### PROBLEM DESCRIPTION
Your answer should be only a number: how many lines include the word "feuilles".

### ENTRIES
◆ ◆ ◆ ◆

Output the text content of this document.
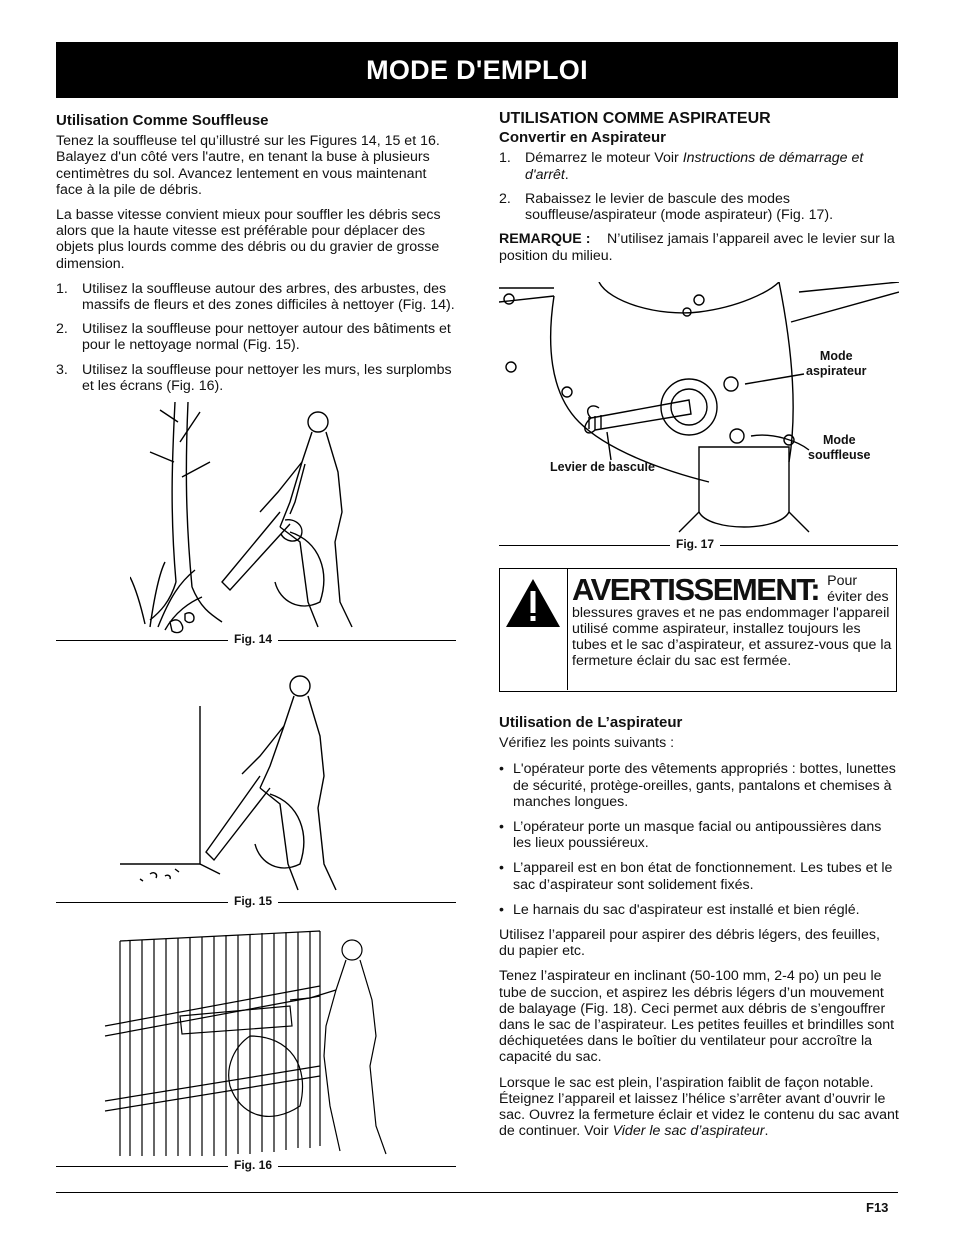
MODE D'EMPLOI
Utilisation Comme Souffleuse

Tenez la souffleuse tel qu’illustré sur les Figures 14, 15 et 16. Balayez d'un côté vers l'autre, en tenant la buse à plusieurs centimètres du sol. Avancez lentement en vous maintenant face à la pile de débris.

La basse vitesse convient mieux pour souffler les débris secs alors que la haute vitesse est préférable pour déplacer des objets plus lourds comme des débris ou du gravier de grosse dimension.

1. Utilisez la souffleuse autour des arbres, des arbustes, des massifs de fleurs et des zones difficiles à nettoyer (Fig. 14).
2. Utilisez la souffleuse pour nettoyer autour des bâtiments et pour le nettoyage normal (Fig. 15).
3. Utilisez la souffleuse pour nettoyer les murs, les surplombs et les écrans (Fig. 16).
Fig. 14
Fig. 15
Fig. 16
UTILISATION COMME ASPIRATEUR
Convertir en Aspirateur
1. Démarrez le moteur Voir Instructions de démarrage et d'arrêt.
2. Rabaissez le levier de bascule des modes souffleuse/aspirateur (mode aspirateur) (Fig. 17).
REMARQUE :	N’utilisez jamais l’appareil avec le levier sur la position du milieu.
Mode
aspirateur
Mode
souffleuse
Levier de bascule
Fig. 17
AVERTISSEMENT: Pour éviter des blessures graves et ne pas endommager l'appareil utilisé comme aspirateur, installez toujours les tubes et le sac d’aspirateur, et assurez-vous que la fermeture éclair du sac est fermée.
Utilisation de L’aspirateur

Vérifiez les points suivants :

• L'opérateur porte des vêtements appropriés : bottes, lunettes de sécurité, protège-oreilles, gants, pantalons et chemises à manches longues.
• L’opérateur porte un masque facial ou antipoussières dans les lieux poussiéreux.
• L’appareil est en bon état de fonctionnement. Les tubes et le sac d’aspirateur sont solidement fixés.
• Le harnais du sac d'aspirateur est installé et bien réglé.

Utilisez l’appareil pour aspirer des débris légers, des feuilles, du papier etc.

Tenez l’aspirateur en inclinant (50-100 mm, 2-4 po) un peu le tube de succion, et aspirez les débris légers d’un mouvement de balayage (Fig. 18). Ceci permet aux débris de s’engouffrer dans le sac de l’aspirateur. Les petites feuilles et brindilles sont déchiquetées dans le boîtier du ventilateur pour accroître la capacité du sac.

Lorsque le sac est plein, l’aspiration faiblit de façon notable. Éteignez l’appareil et laissez l’hélice s’arrêter avant d’ouvrir le sac. Ouvrez la fermeture éclair et videz le contenu du sac avant de continuer. Voir Vider le sac d’aspirateur.

F13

◆ ◆ ◆ ◆

### REPLY TO THE TASK
2